• **Requirement**:
Show each line that has the string "size" in it.

• **Data rows**:
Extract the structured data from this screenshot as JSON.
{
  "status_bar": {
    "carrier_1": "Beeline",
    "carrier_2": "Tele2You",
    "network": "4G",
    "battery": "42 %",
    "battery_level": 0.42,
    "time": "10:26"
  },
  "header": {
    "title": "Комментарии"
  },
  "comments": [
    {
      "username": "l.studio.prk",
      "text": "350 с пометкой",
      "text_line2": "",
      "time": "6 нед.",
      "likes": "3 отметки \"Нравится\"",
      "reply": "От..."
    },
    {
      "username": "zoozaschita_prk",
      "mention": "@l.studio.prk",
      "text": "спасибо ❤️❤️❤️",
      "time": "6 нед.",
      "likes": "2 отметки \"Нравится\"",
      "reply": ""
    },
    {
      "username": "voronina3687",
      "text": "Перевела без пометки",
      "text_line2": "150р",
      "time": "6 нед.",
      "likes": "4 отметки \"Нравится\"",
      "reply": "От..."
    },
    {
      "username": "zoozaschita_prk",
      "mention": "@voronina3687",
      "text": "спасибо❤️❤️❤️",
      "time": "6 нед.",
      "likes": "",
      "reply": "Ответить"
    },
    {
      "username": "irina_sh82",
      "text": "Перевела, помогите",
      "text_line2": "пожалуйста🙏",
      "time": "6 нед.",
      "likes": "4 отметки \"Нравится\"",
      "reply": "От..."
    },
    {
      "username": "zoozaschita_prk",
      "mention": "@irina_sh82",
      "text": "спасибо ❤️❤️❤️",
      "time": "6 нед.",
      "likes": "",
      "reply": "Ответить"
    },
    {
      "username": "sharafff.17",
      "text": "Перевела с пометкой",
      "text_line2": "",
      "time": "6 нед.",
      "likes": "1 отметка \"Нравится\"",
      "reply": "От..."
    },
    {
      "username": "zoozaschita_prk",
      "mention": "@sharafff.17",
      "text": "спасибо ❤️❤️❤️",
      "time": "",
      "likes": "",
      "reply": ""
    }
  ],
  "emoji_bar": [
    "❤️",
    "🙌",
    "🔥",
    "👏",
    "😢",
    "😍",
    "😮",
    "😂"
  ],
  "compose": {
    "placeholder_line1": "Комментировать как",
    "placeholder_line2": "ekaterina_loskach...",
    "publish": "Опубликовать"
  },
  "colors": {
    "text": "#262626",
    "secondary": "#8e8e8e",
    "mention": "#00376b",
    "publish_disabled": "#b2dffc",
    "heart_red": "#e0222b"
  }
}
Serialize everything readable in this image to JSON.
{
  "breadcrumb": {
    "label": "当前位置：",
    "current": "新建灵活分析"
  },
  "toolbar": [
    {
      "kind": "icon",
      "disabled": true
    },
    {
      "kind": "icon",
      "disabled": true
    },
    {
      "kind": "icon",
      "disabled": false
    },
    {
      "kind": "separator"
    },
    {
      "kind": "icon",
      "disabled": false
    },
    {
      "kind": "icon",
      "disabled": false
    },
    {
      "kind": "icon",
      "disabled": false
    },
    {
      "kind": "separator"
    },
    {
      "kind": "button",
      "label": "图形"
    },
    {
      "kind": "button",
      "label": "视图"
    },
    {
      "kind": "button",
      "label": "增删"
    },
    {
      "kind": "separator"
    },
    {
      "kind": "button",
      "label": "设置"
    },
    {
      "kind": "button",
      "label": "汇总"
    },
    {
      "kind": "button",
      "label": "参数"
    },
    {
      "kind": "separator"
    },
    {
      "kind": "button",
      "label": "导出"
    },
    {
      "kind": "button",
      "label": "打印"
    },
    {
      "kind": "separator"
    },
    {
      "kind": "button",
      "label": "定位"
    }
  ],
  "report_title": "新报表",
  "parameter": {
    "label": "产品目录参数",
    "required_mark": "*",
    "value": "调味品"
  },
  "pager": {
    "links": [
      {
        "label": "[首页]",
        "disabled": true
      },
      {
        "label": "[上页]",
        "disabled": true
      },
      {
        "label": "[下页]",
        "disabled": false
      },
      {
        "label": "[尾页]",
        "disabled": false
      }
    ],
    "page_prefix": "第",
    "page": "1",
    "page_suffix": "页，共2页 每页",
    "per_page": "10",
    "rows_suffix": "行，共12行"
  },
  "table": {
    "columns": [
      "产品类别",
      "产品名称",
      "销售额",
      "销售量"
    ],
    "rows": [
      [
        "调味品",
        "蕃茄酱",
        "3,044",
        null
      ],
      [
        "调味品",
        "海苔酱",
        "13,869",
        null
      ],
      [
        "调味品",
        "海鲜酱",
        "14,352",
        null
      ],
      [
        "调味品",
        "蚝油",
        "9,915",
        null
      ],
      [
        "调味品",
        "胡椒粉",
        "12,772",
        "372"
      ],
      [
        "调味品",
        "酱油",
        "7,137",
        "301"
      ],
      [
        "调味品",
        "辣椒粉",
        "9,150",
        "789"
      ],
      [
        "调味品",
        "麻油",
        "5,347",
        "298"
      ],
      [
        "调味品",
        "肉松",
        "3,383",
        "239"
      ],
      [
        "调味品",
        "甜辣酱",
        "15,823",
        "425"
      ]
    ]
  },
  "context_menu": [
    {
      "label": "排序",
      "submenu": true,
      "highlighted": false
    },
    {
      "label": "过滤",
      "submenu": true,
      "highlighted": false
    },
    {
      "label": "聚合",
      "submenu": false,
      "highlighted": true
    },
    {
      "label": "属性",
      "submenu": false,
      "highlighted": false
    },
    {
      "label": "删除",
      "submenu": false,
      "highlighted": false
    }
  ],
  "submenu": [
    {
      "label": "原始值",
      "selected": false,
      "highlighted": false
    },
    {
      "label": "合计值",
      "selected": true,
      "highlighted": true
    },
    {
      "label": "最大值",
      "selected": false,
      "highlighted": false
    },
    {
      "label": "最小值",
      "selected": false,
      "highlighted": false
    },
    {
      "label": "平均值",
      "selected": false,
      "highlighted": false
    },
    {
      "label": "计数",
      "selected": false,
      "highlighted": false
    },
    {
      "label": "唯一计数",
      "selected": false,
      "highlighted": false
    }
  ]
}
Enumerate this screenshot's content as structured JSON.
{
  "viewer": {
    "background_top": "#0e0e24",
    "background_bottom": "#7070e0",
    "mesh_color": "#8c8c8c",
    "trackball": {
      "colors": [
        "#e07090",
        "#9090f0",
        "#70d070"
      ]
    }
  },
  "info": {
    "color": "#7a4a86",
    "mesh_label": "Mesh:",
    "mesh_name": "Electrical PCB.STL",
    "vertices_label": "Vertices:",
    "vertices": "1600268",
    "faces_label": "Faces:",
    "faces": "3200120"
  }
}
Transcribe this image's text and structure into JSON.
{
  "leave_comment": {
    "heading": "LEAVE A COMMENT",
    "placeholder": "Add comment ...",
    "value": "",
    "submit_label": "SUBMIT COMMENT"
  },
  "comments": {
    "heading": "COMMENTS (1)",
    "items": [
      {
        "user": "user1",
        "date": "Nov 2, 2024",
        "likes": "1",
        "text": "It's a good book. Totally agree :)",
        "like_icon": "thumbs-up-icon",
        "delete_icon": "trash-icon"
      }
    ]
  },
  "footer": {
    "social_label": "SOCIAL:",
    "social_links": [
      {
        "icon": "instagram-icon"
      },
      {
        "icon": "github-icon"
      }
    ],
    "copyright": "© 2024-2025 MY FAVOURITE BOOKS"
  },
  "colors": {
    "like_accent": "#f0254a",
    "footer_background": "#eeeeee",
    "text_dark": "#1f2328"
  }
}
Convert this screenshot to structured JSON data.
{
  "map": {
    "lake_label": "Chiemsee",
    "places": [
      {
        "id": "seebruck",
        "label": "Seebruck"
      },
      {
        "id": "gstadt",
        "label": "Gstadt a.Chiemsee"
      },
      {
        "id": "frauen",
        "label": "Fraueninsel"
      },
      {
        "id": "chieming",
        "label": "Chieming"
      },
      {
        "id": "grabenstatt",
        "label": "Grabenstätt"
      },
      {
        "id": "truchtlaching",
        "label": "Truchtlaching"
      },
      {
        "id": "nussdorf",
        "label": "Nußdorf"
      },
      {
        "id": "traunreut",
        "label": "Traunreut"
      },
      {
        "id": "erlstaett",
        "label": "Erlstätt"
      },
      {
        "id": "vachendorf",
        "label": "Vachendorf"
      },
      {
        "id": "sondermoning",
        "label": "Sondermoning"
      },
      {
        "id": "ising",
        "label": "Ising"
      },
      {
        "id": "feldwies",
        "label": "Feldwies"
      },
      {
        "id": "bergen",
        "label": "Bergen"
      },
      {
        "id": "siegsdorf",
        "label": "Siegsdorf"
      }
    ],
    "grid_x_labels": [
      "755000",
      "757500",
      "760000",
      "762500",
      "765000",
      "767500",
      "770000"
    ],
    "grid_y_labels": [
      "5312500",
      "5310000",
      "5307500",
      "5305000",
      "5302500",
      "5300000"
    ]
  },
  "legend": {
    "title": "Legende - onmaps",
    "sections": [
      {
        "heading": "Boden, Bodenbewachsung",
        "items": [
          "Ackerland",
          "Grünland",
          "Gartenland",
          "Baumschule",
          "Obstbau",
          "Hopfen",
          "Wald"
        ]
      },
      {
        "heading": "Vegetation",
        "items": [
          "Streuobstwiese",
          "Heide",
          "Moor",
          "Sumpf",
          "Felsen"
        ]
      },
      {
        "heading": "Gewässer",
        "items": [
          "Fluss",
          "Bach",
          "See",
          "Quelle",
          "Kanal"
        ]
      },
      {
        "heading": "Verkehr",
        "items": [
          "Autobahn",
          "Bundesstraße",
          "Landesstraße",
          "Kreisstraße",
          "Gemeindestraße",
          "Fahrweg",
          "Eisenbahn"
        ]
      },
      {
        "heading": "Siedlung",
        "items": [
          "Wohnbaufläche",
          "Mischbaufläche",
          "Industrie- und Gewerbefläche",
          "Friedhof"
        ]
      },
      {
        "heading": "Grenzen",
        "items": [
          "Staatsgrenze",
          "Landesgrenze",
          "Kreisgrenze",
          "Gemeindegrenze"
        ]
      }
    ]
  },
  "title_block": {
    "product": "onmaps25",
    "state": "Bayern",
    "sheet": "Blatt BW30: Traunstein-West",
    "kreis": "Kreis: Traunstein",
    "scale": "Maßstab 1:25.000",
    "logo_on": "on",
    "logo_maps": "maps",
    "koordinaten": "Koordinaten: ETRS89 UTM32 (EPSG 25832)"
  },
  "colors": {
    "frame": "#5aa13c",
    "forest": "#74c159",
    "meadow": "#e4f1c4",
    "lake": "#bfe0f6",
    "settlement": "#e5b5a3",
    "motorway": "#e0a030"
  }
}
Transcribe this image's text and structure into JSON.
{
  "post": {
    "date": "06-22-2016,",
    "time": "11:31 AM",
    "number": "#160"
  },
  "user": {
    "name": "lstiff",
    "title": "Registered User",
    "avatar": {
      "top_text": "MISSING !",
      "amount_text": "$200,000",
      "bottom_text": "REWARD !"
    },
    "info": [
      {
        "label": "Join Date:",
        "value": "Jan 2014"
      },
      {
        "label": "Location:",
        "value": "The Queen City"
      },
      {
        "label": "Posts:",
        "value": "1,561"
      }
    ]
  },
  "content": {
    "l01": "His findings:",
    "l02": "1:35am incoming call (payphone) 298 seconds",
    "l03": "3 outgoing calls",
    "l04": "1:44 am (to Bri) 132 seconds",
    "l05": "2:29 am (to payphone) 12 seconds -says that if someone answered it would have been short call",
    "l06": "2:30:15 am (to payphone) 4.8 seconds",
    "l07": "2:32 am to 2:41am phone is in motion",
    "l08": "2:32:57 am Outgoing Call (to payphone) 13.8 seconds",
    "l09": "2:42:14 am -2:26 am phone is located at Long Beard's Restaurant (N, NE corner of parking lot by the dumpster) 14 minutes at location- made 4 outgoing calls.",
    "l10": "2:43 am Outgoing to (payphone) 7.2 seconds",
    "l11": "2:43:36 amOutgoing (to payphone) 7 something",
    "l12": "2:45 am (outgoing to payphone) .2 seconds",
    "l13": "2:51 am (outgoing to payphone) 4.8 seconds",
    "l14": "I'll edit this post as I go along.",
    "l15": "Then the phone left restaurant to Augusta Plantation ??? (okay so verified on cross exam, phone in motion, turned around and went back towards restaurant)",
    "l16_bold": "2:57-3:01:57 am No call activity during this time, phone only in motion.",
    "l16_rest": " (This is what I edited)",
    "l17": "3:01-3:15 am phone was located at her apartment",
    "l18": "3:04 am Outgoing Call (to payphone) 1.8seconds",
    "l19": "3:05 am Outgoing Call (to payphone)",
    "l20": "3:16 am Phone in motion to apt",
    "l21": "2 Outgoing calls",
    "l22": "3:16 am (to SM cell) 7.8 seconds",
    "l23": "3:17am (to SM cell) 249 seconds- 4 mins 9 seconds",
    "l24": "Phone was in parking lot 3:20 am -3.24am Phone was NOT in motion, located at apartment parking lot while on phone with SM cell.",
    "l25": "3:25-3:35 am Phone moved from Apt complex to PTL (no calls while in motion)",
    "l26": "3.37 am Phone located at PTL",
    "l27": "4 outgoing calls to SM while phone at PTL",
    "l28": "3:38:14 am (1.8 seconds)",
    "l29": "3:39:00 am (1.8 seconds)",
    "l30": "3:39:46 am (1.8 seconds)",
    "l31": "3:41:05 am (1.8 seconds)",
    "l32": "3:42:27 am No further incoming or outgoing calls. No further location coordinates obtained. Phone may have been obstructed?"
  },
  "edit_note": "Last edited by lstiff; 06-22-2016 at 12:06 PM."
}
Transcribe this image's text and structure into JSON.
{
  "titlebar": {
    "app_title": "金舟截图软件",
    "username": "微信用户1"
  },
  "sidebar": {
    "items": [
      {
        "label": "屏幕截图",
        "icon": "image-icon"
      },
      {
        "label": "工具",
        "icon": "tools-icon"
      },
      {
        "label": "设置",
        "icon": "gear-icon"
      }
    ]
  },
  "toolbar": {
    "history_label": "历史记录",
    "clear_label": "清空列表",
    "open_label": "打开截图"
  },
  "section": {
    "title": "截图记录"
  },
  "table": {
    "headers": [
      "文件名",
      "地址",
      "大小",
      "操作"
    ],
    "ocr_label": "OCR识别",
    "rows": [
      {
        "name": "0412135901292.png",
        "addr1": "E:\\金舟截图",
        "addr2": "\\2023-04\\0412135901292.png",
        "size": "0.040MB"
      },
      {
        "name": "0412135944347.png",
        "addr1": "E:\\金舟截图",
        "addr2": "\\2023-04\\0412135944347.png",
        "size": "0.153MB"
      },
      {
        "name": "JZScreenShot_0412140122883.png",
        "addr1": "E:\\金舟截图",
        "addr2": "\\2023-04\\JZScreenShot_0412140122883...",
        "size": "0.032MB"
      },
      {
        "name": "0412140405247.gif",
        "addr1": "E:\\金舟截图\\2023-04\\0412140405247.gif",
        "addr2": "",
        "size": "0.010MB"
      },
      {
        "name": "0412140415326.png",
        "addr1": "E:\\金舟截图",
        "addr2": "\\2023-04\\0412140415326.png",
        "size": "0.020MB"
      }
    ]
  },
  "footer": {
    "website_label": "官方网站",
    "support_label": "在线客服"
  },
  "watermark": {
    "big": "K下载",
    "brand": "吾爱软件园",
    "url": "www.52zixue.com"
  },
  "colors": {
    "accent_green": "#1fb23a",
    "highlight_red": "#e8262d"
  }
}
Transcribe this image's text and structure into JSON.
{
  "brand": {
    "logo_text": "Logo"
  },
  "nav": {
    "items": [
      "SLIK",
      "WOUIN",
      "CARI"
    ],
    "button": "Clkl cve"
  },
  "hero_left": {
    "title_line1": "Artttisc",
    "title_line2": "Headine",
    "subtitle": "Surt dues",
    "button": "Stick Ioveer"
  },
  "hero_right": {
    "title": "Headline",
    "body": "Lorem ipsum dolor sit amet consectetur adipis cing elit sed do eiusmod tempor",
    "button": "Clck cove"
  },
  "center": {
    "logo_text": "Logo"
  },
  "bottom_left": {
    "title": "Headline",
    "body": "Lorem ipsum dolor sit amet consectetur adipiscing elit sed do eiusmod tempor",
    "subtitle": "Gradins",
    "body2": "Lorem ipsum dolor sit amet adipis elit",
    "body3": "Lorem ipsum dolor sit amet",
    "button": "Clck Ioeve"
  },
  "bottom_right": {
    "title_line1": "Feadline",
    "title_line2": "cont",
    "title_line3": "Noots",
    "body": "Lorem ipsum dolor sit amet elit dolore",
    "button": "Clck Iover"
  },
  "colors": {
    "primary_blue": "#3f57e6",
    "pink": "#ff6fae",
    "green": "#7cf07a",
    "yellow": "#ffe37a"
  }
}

• **Solution for this problem**:
        "size": "0.040MB"
        "size": "0.153MB"
        "size": "0.032MB"
        "size": "0.010MB"
        "size": "0.020MB"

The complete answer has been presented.